◆ **Problem to solve**
From the material below, list every line containing "xlabel".

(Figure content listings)
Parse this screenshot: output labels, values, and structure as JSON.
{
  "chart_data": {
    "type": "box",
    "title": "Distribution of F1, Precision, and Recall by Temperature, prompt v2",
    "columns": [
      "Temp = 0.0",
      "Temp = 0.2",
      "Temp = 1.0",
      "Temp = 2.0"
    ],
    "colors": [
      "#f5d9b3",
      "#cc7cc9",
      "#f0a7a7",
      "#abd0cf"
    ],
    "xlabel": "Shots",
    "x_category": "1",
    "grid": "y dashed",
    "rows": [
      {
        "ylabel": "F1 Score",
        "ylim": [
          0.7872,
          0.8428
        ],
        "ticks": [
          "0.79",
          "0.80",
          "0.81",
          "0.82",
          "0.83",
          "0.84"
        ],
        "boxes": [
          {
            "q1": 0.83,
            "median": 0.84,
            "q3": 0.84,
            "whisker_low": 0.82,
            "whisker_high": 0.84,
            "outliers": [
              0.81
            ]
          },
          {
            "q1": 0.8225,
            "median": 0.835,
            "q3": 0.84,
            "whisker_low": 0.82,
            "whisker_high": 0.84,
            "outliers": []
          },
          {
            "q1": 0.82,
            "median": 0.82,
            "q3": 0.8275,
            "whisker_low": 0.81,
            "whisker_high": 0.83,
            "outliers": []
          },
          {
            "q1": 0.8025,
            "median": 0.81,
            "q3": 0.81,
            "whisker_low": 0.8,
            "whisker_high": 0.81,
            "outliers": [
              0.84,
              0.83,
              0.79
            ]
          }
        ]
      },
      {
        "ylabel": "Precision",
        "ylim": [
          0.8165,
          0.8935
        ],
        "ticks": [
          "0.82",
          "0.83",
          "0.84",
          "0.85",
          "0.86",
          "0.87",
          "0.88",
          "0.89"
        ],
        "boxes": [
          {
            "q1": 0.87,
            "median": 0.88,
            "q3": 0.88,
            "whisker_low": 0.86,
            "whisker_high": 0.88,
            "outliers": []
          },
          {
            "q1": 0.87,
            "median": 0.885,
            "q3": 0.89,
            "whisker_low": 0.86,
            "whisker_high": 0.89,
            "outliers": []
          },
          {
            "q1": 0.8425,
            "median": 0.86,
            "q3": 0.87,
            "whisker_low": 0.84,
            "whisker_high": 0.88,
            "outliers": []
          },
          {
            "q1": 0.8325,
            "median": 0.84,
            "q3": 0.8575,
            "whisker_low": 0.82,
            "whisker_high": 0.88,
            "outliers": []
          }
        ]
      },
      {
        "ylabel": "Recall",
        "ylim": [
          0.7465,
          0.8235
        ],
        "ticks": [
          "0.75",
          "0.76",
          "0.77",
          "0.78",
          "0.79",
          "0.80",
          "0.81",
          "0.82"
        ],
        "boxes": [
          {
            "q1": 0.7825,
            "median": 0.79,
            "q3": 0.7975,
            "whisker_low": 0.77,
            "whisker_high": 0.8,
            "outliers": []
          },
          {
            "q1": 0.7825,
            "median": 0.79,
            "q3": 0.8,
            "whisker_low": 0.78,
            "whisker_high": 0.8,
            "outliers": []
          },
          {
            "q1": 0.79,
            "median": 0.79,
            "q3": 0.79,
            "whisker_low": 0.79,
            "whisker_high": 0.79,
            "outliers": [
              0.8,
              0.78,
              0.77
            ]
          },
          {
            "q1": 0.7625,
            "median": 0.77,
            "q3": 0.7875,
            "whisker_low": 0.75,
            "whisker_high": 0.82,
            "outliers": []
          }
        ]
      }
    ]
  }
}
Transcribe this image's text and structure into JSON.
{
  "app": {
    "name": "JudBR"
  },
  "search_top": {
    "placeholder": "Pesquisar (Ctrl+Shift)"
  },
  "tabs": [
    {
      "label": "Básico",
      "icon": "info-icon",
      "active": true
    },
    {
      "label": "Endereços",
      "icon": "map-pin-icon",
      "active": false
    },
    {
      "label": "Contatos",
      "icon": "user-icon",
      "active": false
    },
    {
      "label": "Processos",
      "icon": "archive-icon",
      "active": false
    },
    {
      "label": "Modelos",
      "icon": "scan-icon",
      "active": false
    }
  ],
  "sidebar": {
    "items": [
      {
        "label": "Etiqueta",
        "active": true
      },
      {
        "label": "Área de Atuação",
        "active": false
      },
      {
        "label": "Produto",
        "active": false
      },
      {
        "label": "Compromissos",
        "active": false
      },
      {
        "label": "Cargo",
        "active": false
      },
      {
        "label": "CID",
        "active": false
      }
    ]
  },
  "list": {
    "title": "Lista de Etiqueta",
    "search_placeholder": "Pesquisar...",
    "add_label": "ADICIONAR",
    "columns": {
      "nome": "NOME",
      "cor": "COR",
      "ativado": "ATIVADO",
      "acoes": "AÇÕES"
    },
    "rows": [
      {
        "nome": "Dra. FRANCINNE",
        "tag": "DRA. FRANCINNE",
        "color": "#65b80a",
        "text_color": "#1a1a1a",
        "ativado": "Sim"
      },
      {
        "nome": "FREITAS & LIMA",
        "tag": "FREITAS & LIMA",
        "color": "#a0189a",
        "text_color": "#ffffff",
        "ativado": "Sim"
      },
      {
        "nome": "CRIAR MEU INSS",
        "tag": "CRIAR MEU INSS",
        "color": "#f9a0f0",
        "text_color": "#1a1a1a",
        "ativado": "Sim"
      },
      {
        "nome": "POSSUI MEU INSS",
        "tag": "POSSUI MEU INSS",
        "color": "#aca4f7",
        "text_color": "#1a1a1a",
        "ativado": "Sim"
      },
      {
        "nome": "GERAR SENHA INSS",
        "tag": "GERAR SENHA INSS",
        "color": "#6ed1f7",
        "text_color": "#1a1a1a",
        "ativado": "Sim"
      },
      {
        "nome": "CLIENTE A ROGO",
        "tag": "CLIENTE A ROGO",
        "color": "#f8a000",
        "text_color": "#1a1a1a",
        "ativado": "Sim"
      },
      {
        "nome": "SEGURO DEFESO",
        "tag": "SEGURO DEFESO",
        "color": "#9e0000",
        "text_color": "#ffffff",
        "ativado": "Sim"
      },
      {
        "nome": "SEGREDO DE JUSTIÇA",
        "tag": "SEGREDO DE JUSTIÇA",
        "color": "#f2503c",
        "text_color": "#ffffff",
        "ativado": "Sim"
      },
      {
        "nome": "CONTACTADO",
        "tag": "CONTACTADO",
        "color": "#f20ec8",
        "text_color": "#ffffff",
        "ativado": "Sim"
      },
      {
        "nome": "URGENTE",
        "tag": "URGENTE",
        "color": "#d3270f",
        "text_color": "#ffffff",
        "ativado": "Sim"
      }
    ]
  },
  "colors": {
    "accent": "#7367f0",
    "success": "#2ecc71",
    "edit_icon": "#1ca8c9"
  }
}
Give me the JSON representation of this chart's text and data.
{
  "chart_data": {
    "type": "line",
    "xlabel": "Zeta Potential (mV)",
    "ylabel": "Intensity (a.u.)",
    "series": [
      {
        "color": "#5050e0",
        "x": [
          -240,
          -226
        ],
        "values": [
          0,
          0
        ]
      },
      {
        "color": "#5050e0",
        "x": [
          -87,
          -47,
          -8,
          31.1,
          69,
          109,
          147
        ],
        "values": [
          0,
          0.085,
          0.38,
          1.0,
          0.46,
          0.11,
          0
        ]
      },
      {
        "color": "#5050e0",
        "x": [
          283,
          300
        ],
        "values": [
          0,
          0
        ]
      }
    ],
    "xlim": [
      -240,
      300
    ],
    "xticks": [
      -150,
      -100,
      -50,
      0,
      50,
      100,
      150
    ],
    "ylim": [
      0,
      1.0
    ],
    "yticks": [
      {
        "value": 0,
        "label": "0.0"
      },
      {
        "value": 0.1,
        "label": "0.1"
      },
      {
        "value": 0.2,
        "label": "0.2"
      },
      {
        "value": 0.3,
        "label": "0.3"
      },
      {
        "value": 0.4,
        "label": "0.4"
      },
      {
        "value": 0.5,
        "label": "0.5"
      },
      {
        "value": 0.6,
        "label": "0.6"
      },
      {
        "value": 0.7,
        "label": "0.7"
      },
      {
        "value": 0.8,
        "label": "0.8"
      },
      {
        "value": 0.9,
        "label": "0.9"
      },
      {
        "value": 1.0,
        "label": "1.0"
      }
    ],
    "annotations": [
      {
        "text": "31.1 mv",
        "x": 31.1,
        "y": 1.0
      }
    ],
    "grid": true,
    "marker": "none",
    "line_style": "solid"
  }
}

◆ **Solved problem**
    "xlabel": "Shots",
    "xlabel": "Zeta Potential (mV)",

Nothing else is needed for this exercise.